**Exercise requirements:** Go through the records and give each one again exactly.

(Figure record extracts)
◇ ◇ ◇ ◇ ◇ ◇ ◇
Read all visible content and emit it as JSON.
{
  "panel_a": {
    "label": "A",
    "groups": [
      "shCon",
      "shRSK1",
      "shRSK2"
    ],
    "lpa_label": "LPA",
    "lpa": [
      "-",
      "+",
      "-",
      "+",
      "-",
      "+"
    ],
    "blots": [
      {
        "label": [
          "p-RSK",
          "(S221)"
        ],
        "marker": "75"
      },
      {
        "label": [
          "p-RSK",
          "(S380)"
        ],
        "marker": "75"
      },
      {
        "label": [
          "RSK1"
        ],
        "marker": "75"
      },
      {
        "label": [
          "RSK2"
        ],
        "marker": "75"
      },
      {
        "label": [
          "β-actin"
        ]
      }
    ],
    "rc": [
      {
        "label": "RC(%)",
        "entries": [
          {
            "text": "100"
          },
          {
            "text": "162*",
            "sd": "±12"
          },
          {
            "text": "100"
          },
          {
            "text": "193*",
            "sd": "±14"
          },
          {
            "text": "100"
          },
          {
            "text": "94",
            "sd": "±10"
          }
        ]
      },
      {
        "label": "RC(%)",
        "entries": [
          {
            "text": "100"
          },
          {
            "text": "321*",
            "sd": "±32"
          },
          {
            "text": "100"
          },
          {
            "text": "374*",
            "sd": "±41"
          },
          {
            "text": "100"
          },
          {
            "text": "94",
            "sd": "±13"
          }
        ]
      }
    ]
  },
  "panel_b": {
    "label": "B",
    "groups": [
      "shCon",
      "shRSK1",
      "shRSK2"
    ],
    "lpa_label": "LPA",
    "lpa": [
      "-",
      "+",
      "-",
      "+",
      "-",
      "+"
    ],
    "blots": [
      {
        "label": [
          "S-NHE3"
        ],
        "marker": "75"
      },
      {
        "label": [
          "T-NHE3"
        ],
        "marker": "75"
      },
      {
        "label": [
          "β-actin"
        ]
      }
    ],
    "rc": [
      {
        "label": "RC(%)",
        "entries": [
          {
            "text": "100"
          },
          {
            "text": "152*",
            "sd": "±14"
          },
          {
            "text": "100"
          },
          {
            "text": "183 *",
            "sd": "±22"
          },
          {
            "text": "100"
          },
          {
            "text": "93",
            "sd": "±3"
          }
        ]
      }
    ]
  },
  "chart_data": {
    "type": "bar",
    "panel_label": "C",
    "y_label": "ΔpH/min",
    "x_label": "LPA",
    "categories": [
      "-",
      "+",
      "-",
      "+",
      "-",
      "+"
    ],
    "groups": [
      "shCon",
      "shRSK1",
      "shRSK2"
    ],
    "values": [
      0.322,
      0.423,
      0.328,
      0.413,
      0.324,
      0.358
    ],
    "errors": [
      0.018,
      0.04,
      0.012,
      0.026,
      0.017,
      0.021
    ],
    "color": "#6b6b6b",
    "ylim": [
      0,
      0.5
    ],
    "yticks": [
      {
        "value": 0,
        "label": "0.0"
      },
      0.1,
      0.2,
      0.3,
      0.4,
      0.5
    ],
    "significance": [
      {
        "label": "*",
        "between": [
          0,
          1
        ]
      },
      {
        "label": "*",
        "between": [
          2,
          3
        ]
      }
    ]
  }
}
◇ ◇ ◇ ◇ ◇ ◇ ◇
**Result below:**
Read all visible content and emit it as JSON.
{
  "panel_a": {
    "label": "A",
    "groups": [
      "shCon",
      "shRSK1",
      "shRSK2"
    ],
    "lpa_label": "LPA",
    "lpa": [
      "-",
      "+",
      "-",
      "+",
      "-",
      "+"
    ],
    "blots": [
      {
        "label": [
          "p-RSK",
          "(S221)"
        ],
        "marker": "75"
      },
      {
        "label": [
          "p-RSK",
          "(S380)"
        ],
        "marker": "75"
      },
      {
        "label": [
          "RSK1"
        ],
        "marker": "75"
      },
      {
        "label": [
          "RSK2"
        ],
        "marker": "75"
      },
      {
        "label": [
          "β-actin"
        ]
      }
    ],
    "rc": [
      {
        "label": "RC(%)",
        "entries": [
          {
            "text": "100"
          },
          {
            "text": "162*",
            "sd": "±12"
          },
          {
            "text": "100"
          },
          {
            "text": "193*",
            "sd": "±14"
          },
          {
            "text": "100"
          },
          {
            "text": "94",
            "sd": "±10"
          }
        ]
      },
      {
        "label": "RC(%)",
        "entries": [
          {
            "text": "100"
          },
          {
            "text": "321*",
            "sd": "±32"
          },
          {
            "text": "100"
          },
          {
            "text": "374*",
            "sd": "±41"
          },
          {
            "text": "100"
          },
          {
            "text": "94",
            "sd": "±13"
          }
        ]
      }
    ]
  },
  "panel_b": {
    "label": "B",
    "groups": [
      "shCon",
      "shRSK1",
      "shRSK2"
    ],
    "lpa_label": "LPA",
    "lpa": [
      "-",
      "+",
      "-",
      "+",
      "-",
      "+"
    ],
    "blots": [
      {
        "label": [
          "S-NHE3"
        ],
        "marker": "75"
      },
      {
        "label": [
          "T-NHE3"
        ],
        "marker": "75"
      },
      {
        "label": [
          "β-actin"
        ]
      }
    ],
    "rc": [
      {
        "label": "RC(%)",
        "entries": [
          {
            "text": "100"
          },
          {
            "text": "152*",
            "sd": "±14"
          },
          {
            "text": "100"
          },
          {
            "text": "183 *",
            "sd": "±22"
          },
          {
            "text": "100"
          },
          {
            "text": "93",
            "sd": "±3"
          }
        ]
      }
    ]
  },
  "chart_data": {
    "type": "bar",
    "panel_label": "C",
    "y_label": "ΔpH/min",
    "x_label": "LPA",
    "categories": [
      "-",
      "+",
      "-",
      "+",
      "-",
      "+"
    ],
    "groups": [
      "shCon",
      "shRSK1",
      "shRSK2"
    ],
    "values": [
      0.322,
      0.423,
      0.328,
      0.413,
      0.324,
      0.358
    ],
    "errors": [
      0.018,
      0.04,
      0.012,
      0.026,
      0.017,
      0.021
    ],
    "color": "#6b6b6b",
    "ylim": [
      0,
      0.5
    ],
    "yticks": [
      {
        "value": 0,
        "label": "0.0"
      },
      0.1,
      0.2,
      0.3,
      0.4,
      0.5
    ],
    "significance": [
      {
        "label": "*",
        "between": [
          0,
          1
        ]
      },
      {
        "label": "*",
        "between": [
          2,
          3
        ]
      }
    ]
  }
}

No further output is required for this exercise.